Return all lines with the word "name" in them.

* _Records supplied_

■ ■ ■ ■ ■ ■ ■

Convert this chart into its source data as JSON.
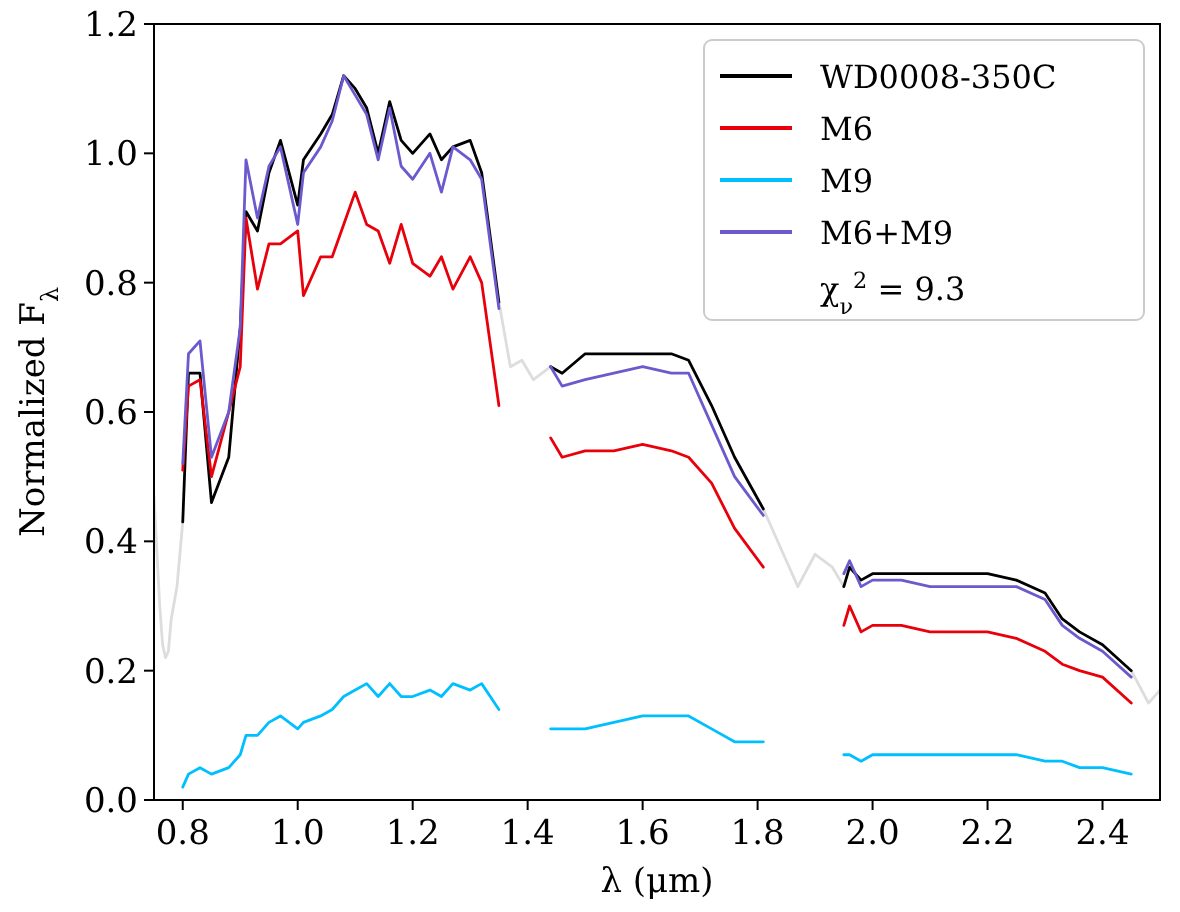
{
  "chart_data": {
    "type": "line",
    "xlabel": "λ (μm)",
    "ylabel": "Normalized F$_{λ}$",
    "x": [
      0.8,
      0.81,
      0.83,
      0.85,
      0.88,
      0.9,
      0.91,
      0.93,
      0.95,
      0.97,
      1.0,
      1.01,
      1.04,
      1.06,
      1.08,
      1.1,
      1.12,
      1.14,
      1.16,
      1.18,
      1.2,
      1.23,
      1.25,
      1.27,
      1.3,
      1.32,
      1.35,
      1.4,
      1.44,
      1.46,
      1.5,
      1.55,
      1.6,
      1.65,
      1.68,
      1.72,
      1.76,
      1.81,
      1.88,
      1.95,
      1.96,
      1.98,
      2.0,
      2.05,
      2.1,
      2.15,
      2.2,
      2.25,
      2.3,
      2.33,
      2.36,
      2.4,
      2.45
    ],
    "series": [
      {
        "x": [
          0.75,
          0.76,
          0.765,
          0.77,
          0.775,
          0.78,
          0.79,
          0.8,
          null,
          1.35,
          1.37,
          1.39,
          1.41,
          1.44,
          null,
          1.81,
          1.85,
          1.87,
          1.9,
          1.93,
          1.95,
          null,
          2.45,
          2.48,
          2.5
        ],
        "color": "#dddddd",
        "values": [
          0.47,
          0.3,
          0.24,
          0.22,
          0.23,
          0.28,
          0.33,
          0.43,
          null,
          0.77,
          0.67,
          0.68,
          0.65,
          0.67,
          null,
          0.45,
          0.37,
          0.33,
          0.38,
          0.36,
          0.33,
          null,
          0.2,
          0.15,
          0.17
        ]
      },
      {
        "name": "WD0008-350C",
        "color": "#000000",
        "values": [
          0.43,
          0.66,
          0.66,
          0.46,
          0.53,
          0.73,
          0.91,
          0.88,
          0.97,
          1.02,
          0.92,
          0.99,
          1.03,
          1.06,
          1.12,
          1.1,
          1.07,
          1.0,
          1.08,
          1.02,
          1.0,
          1.03,
          0.99,
          1.01,
          1.02,
          0.97,
          0.77,
          null,
          0.67,
          0.66,
          0.69,
          0.69,
          0.69,
          0.69,
          0.68,
          0.61,
          0.53,
          0.45,
          null,
          0.33,
          0.36,
          0.34,
          0.35,
          0.35,
          0.35,
          0.35,
          0.35,
          0.34,
          0.32,
          0.28,
          0.26,
          0.24,
          0.2
        ]
      },
      {
        "name": "M6",
        "color": "#e8000b",
        "values": [
          0.51,
          0.64,
          0.65,
          0.5,
          0.6,
          0.67,
          0.9,
          0.79,
          0.86,
          0.86,
          0.88,
          0.78,
          0.84,
          0.84,
          0.89,
          0.94,
          0.89,
          0.88,
          0.83,
          0.89,
          0.83,
          0.81,
          0.84,
          0.79,
          0.84,
          0.8,
          0.61,
          null,
          0.56,
          0.53,
          0.54,
          0.54,
          0.55,
          0.54,
          0.53,
          0.49,
          0.42,
          0.36,
          null,
          0.27,
          0.3,
          0.26,
          0.27,
          0.27,
          0.26,
          0.26,
          0.26,
          0.25,
          0.23,
          0.21,
          0.2,
          0.19,
          0.15
        ]
      },
      {
        "name": "M9",
        "color": "#00bfff",
        "values": [
          0.02,
          0.04,
          0.05,
          0.04,
          0.05,
          0.07,
          0.1,
          0.1,
          0.12,
          0.13,
          0.11,
          0.12,
          0.13,
          0.14,
          0.16,
          0.17,
          0.18,
          0.16,
          0.18,
          0.16,
          0.16,
          0.17,
          0.16,
          0.18,
          0.17,
          0.18,
          0.14,
          null,
          0.11,
          0.11,
          0.11,
          0.12,
          0.13,
          0.13,
          0.13,
          0.11,
          0.09,
          0.09,
          null,
          0.07,
          0.07,
          0.06,
          0.07,
          0.07,
          0.07,
          0.07,
          0.07,
          0.07,
          0.06,
          0.06,
          0.05,
          0.05,
          0.04
        ]
      },
      {
        "name": "M6+M9",
        "color": "#6a5acd",
        "values": [
          0.52,
          0.69,
          0.71,
          0.53,
          0.6,
          0.73,
          0.99,
          0.9,
          0.98,
          1.01,
          0.89,
          0.97,
          1.01,
          1.05,
          1.12,
          1.09,
          1.06,
          0.99,
          1.07,
          0.98,
          0.96,
          1.0,
          0.94,
          1.01,
          0.99,
          0.96,
          0.76,
          null,
          0.67,
          0.64,
          0.65,
          0.66,
          0.67,
          0.66,
          0.66,
          0.58,
          0.5,
          0.44,
          null,
          0.35,
          0.37,
          0.33,
          0.34,
          0.34,
          0.33,
          0.33,
          0.33,
          0.33,
          0.31,
          0.27,
          0.25,
          0.23,
          0.19
        ]
      }
    ],
    "annotations": [
      "χ$_{ν}$$^{2}$ = 9.3"
    ],
    "xlim": [
      0.75,
      2.5
    ],
    "ylim": [
      0,
      1.2
    ],
    "xticks": [
      {
        "value": 0.8,
        "label": "0.8"
      },
      {
        "value": 1.0,
        "label": "1.0"
      },
      {
        "value": 1.2,
        "label": "1.2"
      },
      {
        "value": 1.4,
        "label": "1.4"
      },
      {
        "value": 1.6,
        "label": "1.6"
      },
      {
        "value": 1.8,
        "label": "1.8"
      },
      {
        "value": 2.0,
        "label": "2.0"
      },
      {
        "value": 2.2,
        "label": "2.2"
      },
      {
        "value": 2.4,
        "label": "2.4"
      }
    ],
    "yticks": [
      {
        "value": 0,
        "label": "0.0"
      },
      {
        "value": 0.2,
        "label": "0.2"
      },
      {
        "value": 0.4,
        "label": "0.4"
      },
      {
        "value": 0.6,
        "label": "0.6"
      },
      {
        "value": 0.8,
        "label": "0.8"
      },
      {
        "value": 1.0,
        "label": "1.0"
      },
      {
        "value": 1.2,
        "label": "1.2"
      }
    ],
    "legend": "top right",
    "line_style": "solid"
  }
}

■ ■ ■ ■ ■ ■ ■

* _The completed task_
        "name": "WD0008-350C",
        "name": "M6",
        "name": "M9",
        "name": "M6+M9",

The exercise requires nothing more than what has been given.